● **GIVEN EXERCISE**
Skip the pictures and quote all of the lines exactly.

● **DATA FOR THIS TASK**
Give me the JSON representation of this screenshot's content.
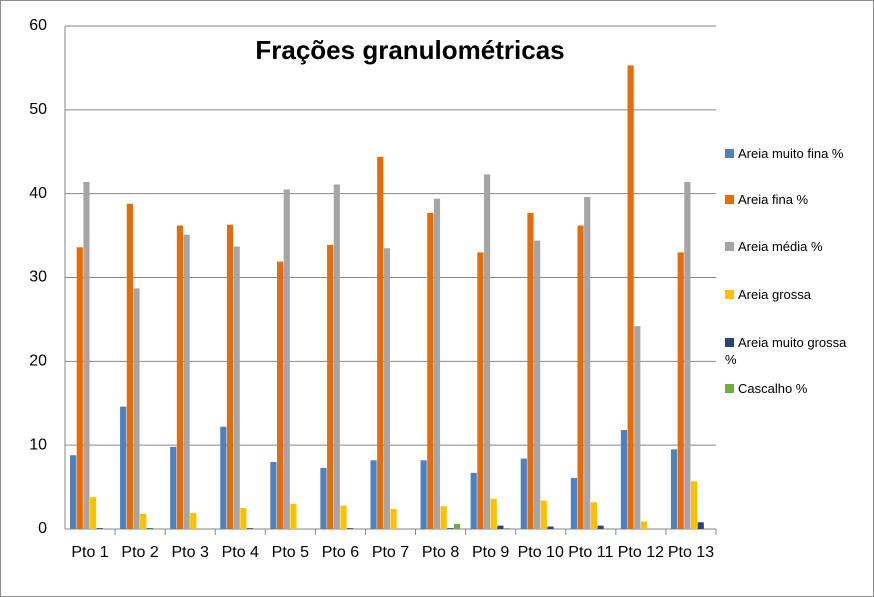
{
  "chart_data": {
    "type": "bar",
    "title": "Frações granulométricas",
    "categories": [
      "Pto 1",
      "Pto 2",
      "Pto 3",
      "Pto 4",
      "Pto 5",
      "Pto 6",
      "Pto 7",
      "Pto 8",
      "Pto 9",
      "Pto 10",
      "Pto 11",
      "Pto 12",
      "Pto 13"
    ],
    "series": [
      {
        "name": "Areia muito fina %",
        "color": "#4f81bd",
        "values": [
          8.8,
          14.6,
          9.8,
          12.2,
          8.0,
          7.3,
          8.2,
          8.2,
          6.7,
          8.4,
          6.1,
          11.8,
          9.5
        ]
      },
      {
        "name": "Areia fina %",
        "color": "#e46c0a",
        "values": [
          33.6,
          38.8,
          36.2,
          36.3,
          31.9,
          33.9,
          44.4,
          37.7,
          33.0,
          37.7,
          36.2,
          55.3,
          33.0
        ]
      },
      {
        "name": "Areia média %",
        "color": "#a5a5a5",
        "values": [
          41.4,
          28.7,
          35.1,
          33.7,
          40.5,
          41.1,
          33.5,
          39.4,
          42.3,
          34.4,
          39.6,
          24.2,
          41.4
        ]
      },
      {
        "name": "Areia grossa",
        "color": "#ffc000",
        "values": [
          3.8,
          1.8,
          1.9,
          2.5,
          3.0,
          2.8,
          2.4,
          2.7,
          3.6,
          3.4,
          3.2,
          0.9,
          5.7
        ]
      },
      {
        "name": "Areia muito grossa %",
        "color": "#264478",
        "values": [
          0.1,
          0.1,
          0,
          0.1,
          0,
          0.1,
          0,
          0.1,
          0.4,
          0.3,
          0.4,
          0,
          0.8
        ]
      },
      {
        "name": "Cascalho %",
        "color": "#70ad47",
        "values": [
          0,
          0,
          0,
          0,
          0,
          0,
          0,
          0.6,
          0.1,
          0,
          0,
          0,
          0
        ]
      }
    ],
    "ylim": [
      0,
      60
    ],
    "yticks": [
      0,
      10,
      20,
      30,
      40,
      50,
      60
    ],
    "grid": true,
    "legend": "right"
  }
}
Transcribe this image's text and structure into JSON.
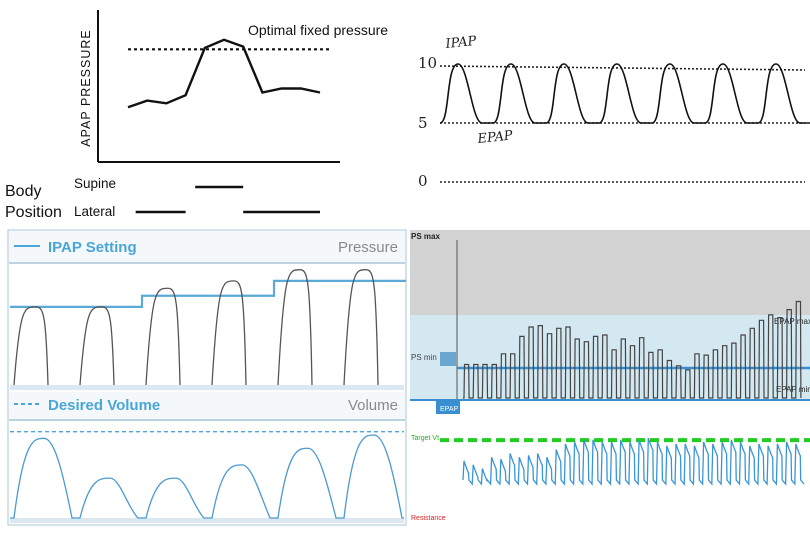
{
  "colors": {
    "ink": "#111111",
    "panel_blue": "#5aa9d6",
    "panel_border": "#a8c4d8",
    "pressure_wave": "#555555",
    "volume_wave": "#4b9ad0",
    "grey_zone": "#cfcfcf",
    "blue_zone": "#cfe6f0",
    "line_blue": "#3a8fd0",
    "target_green": "#22cc22",
    "resistance_red": "#dd2222"
  },
  "chart_data": [
    {
      "type": "line",
      "id": "apap",
      "title": "",
      "ylabel": "APAP PRESSURE",
      "xlabel": "",
      "reference_label": "Optimal fixed pressure",
      "reference_value": 8.2,
      "ylim": [
        0,
        10
      ],
      "x": [
        0,
        1,
        2,
        3,
        4,
        5,
        6,
        7,
        8,
        9,
        10
      ],
      "values": [
        3.9,
        4.4,
        4.2,
        4.8,
        8.3,
        8.9,
        8.4,
        5.0,
        5.3,
        5.3,
        5.0
      ],
      "body_position_title": "Body Position",
      "body_position_title_lines": [
        "Body",
        "Position"
      ],
      "positions": [
        {
          "name": "Supine",
          "segments": [
            [
              3.5,
              6.0
            ]
          ]
        },
        {
          "name": "Lateral",
          "segments": [
            [
              0.4,
              3.0
            ],
            [
              6.0,
              10.0
            ]
          ]
        }
      ]
    },
    {
      "type": "line",
      "id": "ipap_epap",
      "ylim": [
        0,
        10
      ],
      "yticks": [
        "10",
        "5",
        "0"
      ],
      "ytick_values": [
        10,
        5,
        0
      ],
      "annotations": [
        "IPAP",
        "EPAP"
      ],
      "reference_lines": [
        10,
        5,
        0
      ],
      "cycles": 7,
      "high": 10,
      "low": 5
    },
    {
      "type": "line",
      "id": "pressure_volume",
      "panels": [
        {
          "name": "pressure",
          "legend": "IPAP Setting",
          "right_label": "Pressure",
          "steps": [
            4.2,
            4.2,
            4.8,
            4.8,
            5.6,
            5.6
          ],
          "peaks": [
            4.2,
            4.2,
            5.2,
            5.6,
            6.2,
            6.2
          ]
        },
        {
          "name": "volume",
          "legend": "Desired Volume",
          "right_label": "Volume",
          "target": 5.2,
          "peaks": [
            4.8,
            2.4,
            2.4,
            3.2,
            4.2,
            5.0
          ]
        }
      ]
    },
    {
      "type": "line",
      "id": "avaps",
      "labels": {
        "ps_max": "PS max",
        "ps_min": "PS min",
        "epap": "EPAP",
        "epap_max": "EPAP max",
        "epap_min": "EPAP min",
        "target_vt": "Target Vt",
        "resistance": "Resistance"
      },
      "pressure_heights": [
        2.5,
        2.5,
        2.5,
        2.5,
        3.3,
        3.3,
        4.6,
        5.3,
        5.4,
        4.8,
        5.2,
        5.3,
        4.4,
        4.2,
        4.6,
        4.7,
        3.6,
        4.4,
        3.9,
        4.5,
        3.4,
        3.6,
        2.8,
        2.4,
        2.1,
        3.3,
        3.2,
        3.6,
        3.9,
        4.1,
        4.7,
        5.2,
        5.8,
        6.2,
        6.0,
        6.6,
        7.2
      ],
      "flow_heights": [
        1.0,
        0.8,
        0.6,
        1.2,
        1.1,
        1.4,
        1.2,
        1.3,
        1.4,
        1.2,
        1.6,
        1.9,
        2.0,
        2.1,
        2.1,
        2.0,
        2.0,
        2.1,
        2.0,
        2.1,
        2.2,
        2.0,
        1.8,
        1.9,
        1.9,
        1.8,
        2.0,
        1.9,
        2.0,
        2.1,
        2.0,
        1.8,
        1.9,
        1.8,
        1.9,
        2.0,
        1.9
      ],
      "target_vt": 2.1
    }
  ]
}
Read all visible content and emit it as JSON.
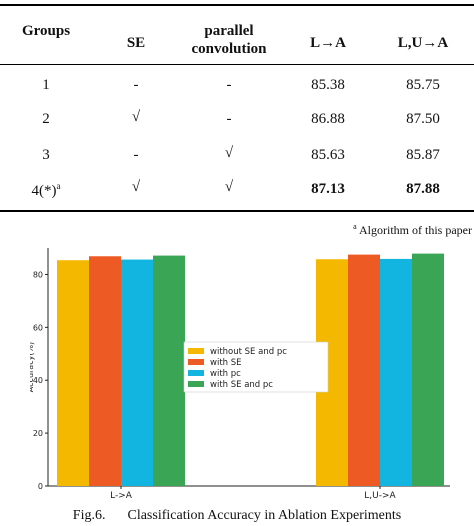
{
  "table": {
    "headers": {
      "groups": "Groups",
      "se": "SE",
      "pc_line1": "parallel",
      "pc_line2": "convolution",
      "la": "L→A",
      "lua": "L,U→A"
    },
    "rows": [
      {
        "group": "1",
        "se": "-",
        "pc": "-",
        "la": "85.38",
        "lua": "85.75"
      },
      {
        "group": "2",
        "se": "√",
        "pc": "-",
        "la": "86.88",
        "lua": "87.50"
      },
      {
        "group": "3",
        "se": "-",
        "pc": "√",
        "la": "85.63",
        "lua": "85.87"
      },
      {
        "group": "4(*)",
        "group_sup": "a",
        "se": "√",
        "pc": "√",
        "la": "87.13",
        "lua": "87.88"
      }
    ],
    "footnote_mark": "a",
    "footnote": "Algorithm of this paper"
  },
  "chart_data": {
    "type": "bar",
    "categories": [
      "L->A",
      "L,U->A"
    ],
    "category_labels": [
      "L->A",
      "L,U->A"
    ],
    "series": [
      {
        "name": "without SE and pc",
        "color": "#f5b800",
        "values": [
          85.38,
          85.75
        ]
      },
      {
        "name": "with SE",
        "color": "#ee5a24",
        "values": [
          86.88,
          87.5
        ]
      },
      {
        "name": "with pc",
        "color": "#12b5e0",
        "values": [
          85.63,
          85.87
        ]
      },
      {
        "name": "with SE and pc",
        "color": "#3aa655",
        "values": [
          87.13,
          87.88
        ]
      }
    ],
    "ylabel": "Accuracy(%)",
    "ylim": [
      0,
      90
    ],
    "yticks": [
      0,
      20,
      40,
      60,
      80
    ],
    "legend_position": "center",
    "grid": false
  },
  "caption": {
    "label": "Fig.6.",
    "text": "Classification Accuracy in Ablation Experiments"
  }
}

● **THE RESPONSE**
Give me the JSON representation of this screenshot's content.
{
  "chart_data": {
    "type": "bar",
    "title": "Frações granulométricas",
    "categories": [
      "Pto 1",
      "Pto 2",
      "Pto 3",
      "Pto 4",
      "Pto 5",
      "Pto 6",
      "Pto 7",
      "Pto 8",
      "Pto 9",
      "Pto 10",
      "Pto 11",
      "Pto 12",
      "Pto 13"
    ],
    "series": [
      {
        "name": "Areia muito fina %",
        "color": "#4f81bd",
        "values": [
          8.8,
          14.6,
          9.8,
          12.2,
          8.0,
          7.3,
          8.2,
          8.2,
          6.7,
          8.4,
          6.1,
          11.8,
          9.5
        ]
      },
      {
        "name": "Areia fina %",
        "color": "#e46c0a",
        "values": [
          33.6,
          38.8,
          36.2,
          36.3,
          31.9,
          33.9,
          44.4,
          37.7,
          33.0,
          37.7,
          36.2,
          55.3,
          33.0
        ]
      },
      {
        "name": "Areia média %",
        "color": "#a5a5a5",
        "values": [
          41.4,
          28.7,
          35.1,
          33.7,
          40.5,
          41.1,
          33.5,
          39.4,
          42.3,
          34.4,
          39.6,
          24.2,
          41.4
        ]
      },
      {
        "name": "Areia grossa",
        "color": "#ffc000",
        "values": [
          3.8,
          1.8,
          1.9,
          2.5,
          3.0,
          2.8,
          2.4,
          2.7,
          3.6,
          3.4,
          3.2,
          0.9,
          5.7
        ]
      },
      {
        "name": "Areia muito grossa %",
        "color": "#264478",
        "values": [
          0.1,
          0.1,
          0,
          0.1,
          0,
          0.1,
          0,
          0.1,
          0.4,
          0.3,
          0.4,
          0,
          0.8
        ]
      },
      {
        "name": "Cascalho %",
        "color": "#70ad47",
        "values": [
          0,
          0,
          0,
          0,
          0,
          0,
          0,
          0.6,
          0.1,
          0,
          0,
          0,
          0
        ]
      }
    ],
    "ylim": [
      0,
      60
    ],
    "yticks": [
      0,
      10,
      20,
      30,
      40,
      50,
      60
    ],
    "grid": true,
    "legend": "right"
  }
}
Transcribe this image's text and structure into JSON.
{
  "colors": {
    "ink": "#111111",
    "panel_blue": "#5aa9d6",
    "panel_border": "#a8c4d8",
    "pressure_wave": "#555555",
    "volume_wave": "#4b9ad0",
    "grey_zone": "#cfcfcf",
    "blue_zone": "#cfe6f0",
    "line_blue": "#3a8fd0",
    "target_green": "#22cc22",
    "resistance_red": "#dd2222"
  },
  "chart_data": [
    {
      "type": "line",
      "id": "apap",
      "title": "",
      "ylabel": "APAP PRESSURE",
      "xlabel": "",
      "reference_label": "Optimal fixed pressure",
      "reference_value": 8.2,
      "ylim": [
        0,
        10
      ],
      "x": [
        0,
        1,
        2,
        3,
        4,
        5,
        6,
        7,
        8,
        9,
        10
      ],
      "values": [
        3.9,
        4.4,
        4.2,
        4.8,
        8.3,
        8.9,
        8.4,
        5.0,
        5.3,
        5.3,
        5.0
      ],
      "body_position_title": "Body Position",
      "body_position_title_lines": [
        "Body",
        "Position"
      ],
      "positions": [
        {
          "name": "Supine",
          "segments": [
            [
              3.5,
              6.0
            ]
          ]
        },
        {
          "name": "Lateral",
          "segments": [
            [
              0.4,
              3.0
            ],
            [
              6.0,
              10.0
            ]
          ]
        }
      ]
    },
    {
      "type": "line",
      "id": "ipap_epap",
      "ylim": [
        0,
        10
      ],
      "yticks": [
        "10",
        "5",
        "0"
      ],
      "ytick_values": [
        10,
        5,
        0
      ],
      "annotations": [
        "IPAP",
        "EPAP"
      ],
      "reference_lines": [
        10,
        5,
        0
      ],
      "cycles": 7,
      "high": 10,
      "low": 5
    },
    {
      "type": "line",
      "id": "pressure_volume",
      "panels": [
        {
          "name": "pressure",
          "legend": "IPAP Setting",
          "right_label": "Pressure",
          "steps": [
            4.2,
            4.2,
            4.8,
            4.8,
            5.6,
            5.6
          ],
          "peaks": [
            4.2,
            4.2,
            5.2,
            5.6,
            6.2,
            6.2
          ]
        },
        {
          "name": "volume",
          "legend": "Desired Volume",
          "right_label": "Volume",
          "target": 5.2,
          "peaks": [
            4.8,
            2.4,
            2.4,
            3.2,
            4.2,
            5.0
          ]
        }
      ]
    },
    {
      "type": "line",
      "id": "avaps",
      "labels": {
        "ps_max": "PS max",
        "ps_min": "PS min",
        "epap": "EPAP",
        "epap_max": "EPAP max",
        "epap_min": "EPAP min",
        "target_vt": "Target Vt",
        "resistance": "Resistance"
      },
      "pressure_heights": [
        2.5,
        2.5,
        2.5,
        2.5,
        3.3,
        3.3,
        4.6,
        5.3,
        5.4,
        4.8,
        5.2,
        5.3,
        4.4,
        4.2,
        4.6,
        4.7,
        3.6,
        4.4,
        3.9,
        4.5,
        3.4,
        3.6,
        2.8,
        2.4,
        2.1,
        3.3,
        3.2,
        3.6,
        3.9,
        4.1,
        4.7,
        5.2,
        5.8,
        6.2,
        6.0,
        6.6,
        7.2
      ],
      "flow_heights": [
        1.0,
        0.8,
        0.6,
        1.2,
        1.1,
        1.4,
        1.2,
        1.3,
        1.4,
        1.2,
        1.6,
        1.9,
        2.0,
        2.1,
        2.1,
        2.0,
        2.0,
        2.1,
        2.0,
        2.1,
        2.2,
        2.0,
        1.8,
        1.9,
        1.9,
        1.8,
        2.0,
        1.9,
        2.0,
        2.1,
        2.0,
        1.8,
        1.9,
        1.8,
        1.9,
        2.0,
        1.9
      ],
      "target_vt": 2.1
    }
  ]
}
Read all visible content and emit it as JSON.
{
  "table": {
    "headers": {
      "groups": "Groups",
      "se": "SE",
      "pc_line1": "parallel",
      "pc_line2": "convolution",
      "la": "L→A",
      "lua": "L,U→A"
    },
    "rows": [
      {
        "group": "1",
        "se": "-",
        "pc": "-",
        "la": "85.38",
        "lua": "85.75"
      },
      {
        "group": "2",
        "se": "√",
        "pc": "-",
        "la": "86.88",
        "lua": "87.50"
      },
      {
        "group": "3",
        "se": "-",
        "pc": "√",
        "la": "85.63",
        "lua": "85.87"
      },
      {
        "group": "4(*)",
        "group_sup": "a",
        "se": "√",
        "pc": "√",
        "la": "87.13",
        "lua": "87.88"
      }
    ],
    "footnote_mark": "a",
    "footnote": "Algorithm of this paper"
  },
  "chart_data": {
    "type": "bar",
    "categories": [
      "L->A",
      "L,U->A"
    ],
    "category_labels": [
      "L->A",
      "L,U->A"
    ],
    "series": [
      {
        "name": "without SE and pc",
        "color": "#f5b800",
        "values": [
          85.38,
          85.75
        ]
      },
      {
        "name": "with SE",
        "color": "#ee5a24",
        "values": [
          86.88,
          87.5
        ]
      },
      {
        "name": "with pc",
        "color": "#12b5e0",
        "values": [
          85.63,
          85.87
        ]
      },
      {
        "name": "with SE and pc",
        "color": "#3aa655",
        "values": [
          87.13,
          87.88
        ]
      }
    ],
    "ylabel": "Accuracy(%)",
    "ylim": [
      0,
      90
    ],
    "yticks": [
      0,
      20,
      40,
      60,
      80
    ],
    "legend_position": "center",
    "grid": false
  },
  "caption": {
    "label": "Fig.6.",
    "text": "Classification Accuracy in Ablation Experiments"
  }
}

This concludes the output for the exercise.